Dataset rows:

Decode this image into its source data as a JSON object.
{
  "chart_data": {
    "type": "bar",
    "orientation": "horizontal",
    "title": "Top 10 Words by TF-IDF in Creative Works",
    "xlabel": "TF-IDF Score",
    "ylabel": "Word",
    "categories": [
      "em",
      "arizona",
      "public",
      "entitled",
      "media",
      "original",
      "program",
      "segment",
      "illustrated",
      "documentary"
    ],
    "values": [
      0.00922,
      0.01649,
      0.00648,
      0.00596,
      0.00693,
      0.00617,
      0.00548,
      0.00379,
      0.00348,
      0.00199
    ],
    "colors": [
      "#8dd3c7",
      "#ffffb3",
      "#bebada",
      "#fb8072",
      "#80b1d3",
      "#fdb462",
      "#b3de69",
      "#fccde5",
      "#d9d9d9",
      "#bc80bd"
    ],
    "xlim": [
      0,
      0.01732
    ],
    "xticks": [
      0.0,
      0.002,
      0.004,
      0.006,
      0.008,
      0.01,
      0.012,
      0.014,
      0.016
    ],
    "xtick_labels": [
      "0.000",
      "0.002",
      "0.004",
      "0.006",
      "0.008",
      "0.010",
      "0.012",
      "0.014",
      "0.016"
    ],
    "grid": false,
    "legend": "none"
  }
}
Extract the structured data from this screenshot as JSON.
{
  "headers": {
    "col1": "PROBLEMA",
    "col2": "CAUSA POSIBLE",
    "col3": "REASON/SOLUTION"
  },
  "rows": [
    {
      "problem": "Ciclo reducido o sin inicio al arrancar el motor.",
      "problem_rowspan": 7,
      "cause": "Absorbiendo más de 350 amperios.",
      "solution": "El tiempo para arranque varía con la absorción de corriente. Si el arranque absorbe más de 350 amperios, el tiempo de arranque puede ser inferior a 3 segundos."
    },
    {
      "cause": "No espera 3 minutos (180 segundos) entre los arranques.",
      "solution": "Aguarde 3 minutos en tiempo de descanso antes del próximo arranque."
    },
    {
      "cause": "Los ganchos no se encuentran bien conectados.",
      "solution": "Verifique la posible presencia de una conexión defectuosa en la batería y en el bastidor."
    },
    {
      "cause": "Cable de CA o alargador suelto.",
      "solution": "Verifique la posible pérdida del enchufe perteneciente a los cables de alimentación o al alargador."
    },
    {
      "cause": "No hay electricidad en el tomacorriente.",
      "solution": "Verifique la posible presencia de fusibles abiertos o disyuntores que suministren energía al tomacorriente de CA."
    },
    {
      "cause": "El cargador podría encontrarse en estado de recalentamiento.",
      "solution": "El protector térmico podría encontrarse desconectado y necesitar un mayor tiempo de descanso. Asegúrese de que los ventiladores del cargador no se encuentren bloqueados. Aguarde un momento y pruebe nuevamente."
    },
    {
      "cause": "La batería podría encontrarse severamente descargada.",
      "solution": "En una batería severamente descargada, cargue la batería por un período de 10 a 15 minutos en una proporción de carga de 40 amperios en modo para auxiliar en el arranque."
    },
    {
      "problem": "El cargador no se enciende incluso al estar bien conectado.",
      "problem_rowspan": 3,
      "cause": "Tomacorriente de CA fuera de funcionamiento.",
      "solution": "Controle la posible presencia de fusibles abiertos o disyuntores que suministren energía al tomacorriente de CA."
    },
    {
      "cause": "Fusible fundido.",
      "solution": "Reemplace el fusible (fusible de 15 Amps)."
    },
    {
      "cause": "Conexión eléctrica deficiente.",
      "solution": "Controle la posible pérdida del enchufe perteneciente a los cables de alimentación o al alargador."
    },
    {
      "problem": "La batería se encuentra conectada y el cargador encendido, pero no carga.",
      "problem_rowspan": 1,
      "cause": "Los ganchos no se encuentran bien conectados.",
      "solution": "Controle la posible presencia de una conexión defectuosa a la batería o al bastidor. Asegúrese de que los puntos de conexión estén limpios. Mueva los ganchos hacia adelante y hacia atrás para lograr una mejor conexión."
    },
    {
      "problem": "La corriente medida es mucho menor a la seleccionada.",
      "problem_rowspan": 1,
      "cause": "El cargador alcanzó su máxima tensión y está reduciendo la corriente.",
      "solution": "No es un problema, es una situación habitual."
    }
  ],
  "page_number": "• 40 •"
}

• PROBLEM DESCRIPTION: Select every line in the material above where the string "descargada" occurs, and copy it.

• THE ANSWER:
      "cause": "La batería podría encontrarse severamente descargada.",
      "solution": "En una batería severamente descargada, cargue la batería por un período de 10 a 15 minutos en una proporción de carga de 40 amperios en modo para auxiliar en el arranque."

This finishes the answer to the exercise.